Copy the data below exactly.

Records from a data source:
━━━━━━━━━━━━━━━━

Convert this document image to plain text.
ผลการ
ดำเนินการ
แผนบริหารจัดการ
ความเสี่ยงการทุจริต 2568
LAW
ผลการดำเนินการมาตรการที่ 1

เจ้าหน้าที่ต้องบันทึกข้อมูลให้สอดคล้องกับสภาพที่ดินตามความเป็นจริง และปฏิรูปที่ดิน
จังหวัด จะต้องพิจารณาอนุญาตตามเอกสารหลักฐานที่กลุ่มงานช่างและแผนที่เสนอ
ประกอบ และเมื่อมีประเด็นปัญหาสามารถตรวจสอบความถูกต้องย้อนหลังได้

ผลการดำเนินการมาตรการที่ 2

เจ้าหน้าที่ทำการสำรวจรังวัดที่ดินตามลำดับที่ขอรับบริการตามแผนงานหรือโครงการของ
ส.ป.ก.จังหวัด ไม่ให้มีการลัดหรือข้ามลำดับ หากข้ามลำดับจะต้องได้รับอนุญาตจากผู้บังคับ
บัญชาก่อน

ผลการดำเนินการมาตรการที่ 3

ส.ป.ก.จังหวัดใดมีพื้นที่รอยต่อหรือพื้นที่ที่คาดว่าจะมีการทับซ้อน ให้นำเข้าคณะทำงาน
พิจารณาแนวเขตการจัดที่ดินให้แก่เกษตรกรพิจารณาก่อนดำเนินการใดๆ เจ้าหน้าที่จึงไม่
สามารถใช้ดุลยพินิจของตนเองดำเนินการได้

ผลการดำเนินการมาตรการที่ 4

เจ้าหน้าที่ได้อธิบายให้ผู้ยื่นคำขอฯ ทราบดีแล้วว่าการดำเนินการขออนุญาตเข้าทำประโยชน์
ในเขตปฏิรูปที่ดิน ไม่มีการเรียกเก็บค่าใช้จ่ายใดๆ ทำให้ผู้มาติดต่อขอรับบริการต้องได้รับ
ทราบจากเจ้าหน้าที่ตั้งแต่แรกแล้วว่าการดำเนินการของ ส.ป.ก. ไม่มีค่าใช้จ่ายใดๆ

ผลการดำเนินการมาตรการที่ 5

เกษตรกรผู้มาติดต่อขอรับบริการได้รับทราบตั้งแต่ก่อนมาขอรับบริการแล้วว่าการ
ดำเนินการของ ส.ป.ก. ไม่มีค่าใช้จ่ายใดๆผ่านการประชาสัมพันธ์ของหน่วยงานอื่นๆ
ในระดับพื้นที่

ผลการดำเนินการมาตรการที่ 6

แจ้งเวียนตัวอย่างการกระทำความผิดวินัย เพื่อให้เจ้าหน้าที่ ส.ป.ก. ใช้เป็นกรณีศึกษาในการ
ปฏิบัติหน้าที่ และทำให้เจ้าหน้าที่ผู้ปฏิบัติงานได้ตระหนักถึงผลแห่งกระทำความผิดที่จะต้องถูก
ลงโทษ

━━━━━━━━━━━━━━━━

#### TASK SOLUTION:
Convert this document image to plain text.
ผลการ
ดำเนินการ
แผนบริหารจัดการ
ความเสี่ยงการทุจริต 2568
LAW
ผลการดำเนินการมาตรการที่ 1

เจ้าหน้าที่ต้องบันทึกข้อมูลให้สอดคล้องกับสภาพที่ดินตามความเป็นจริง และปฏิรูปที่ดิน
จังหวัด จะต้องพิจารณาอนุญาตตามเอกสารหลักฐานที่กลุ่มงานช่างและแผนที่เสนอ
ประกอบ และเมื่อมีประเด็นปัญหาสามารถตรวจสอบความถูกต้องย้อนหลังได้

ผลการดำเนินการมาตรการที่ 2

เจ้าหน้าที่ทำการสำรวจรังวัดที่ดินตามลำดับที่ขอรับบริการตามแผนงานหรือโครงการของ
ส.ป.ก.จังหวัด ไม่ให้มีการลัดหรือข้ามลำดับ หากข้ามลำดับจะต้องได้รับอนุญาตจากผู้บังคับ
บัญชาก่อน

ผลการดำเนินการมาตรการที่ 3

ส.ป.ก.จังหวัดใดมีพื้นที่รอยต่อหรือพื้นที่ที่คาดว่าจะมีการทับซ้อน ให้นำเข้าคณะทำงาน
พิจารณาแนวเขตการจัดที่ดินให้แก่เกษตรกรพิจารณาก่อนดำเนินการใดๆ เจ้าหน้าที่จึงไม่
สามารถใช้ดุลยพินิจของตนเองดำเนินการได้

ผลการดำเนินการมาตรการที่ 4

เจ้าหน้าที่ได้อธิบายให้ผู้ยื่นคำขอฯ ทราบดีแล้วว่าการดำเนินการขออนุญาตเข้าทำประโยชน์
ในเขตปฏิรูปที่ดิน ไม่มีการเรียกเก็บค่าใช้จ่ายใดๆ ทำให้ผู้มาติดต่อขอรับบริการต้องได้รับ
ทราบจากเจ้าหน้าที่ตั้งแต่แรกแล้วว่าการดำเนินการของ ส.ป.ก. ไม่มีค่าใช้จ่ายใดๆ

ผลการดำเนินการมาตรการที่ 5

เกษตรกรผู้มาติดต่อขอรับบริการได้รับทราบตั้งแต่ก่อนมาขอรับบริการแล้วว่าการ
ดำเนินการของ ส.ป.ก. ไม่มีค่าใช้จ่ายใดๆผ่านการประชาสัมพันธ์ของหน่วยงานอื่นๆ
ในระดับพื้นที่

ผลการดำเนินการมาตรการที่ 6

แจ้งเวียนตัวอย่างการกระทำความผิดวินัย เพื่อให้เจ้าหน้าที่ ส.ป.ก. ใช้เป็นกรณีศึกษาในการ
ปฏิบัติหน้าที่ และทำให้เจ้าหน้าที่ผู้ปฏิบัติงานได้ตระหนักถึงผลแห่งกระทำความผิดที่จะต้องถูก
ลงโทษ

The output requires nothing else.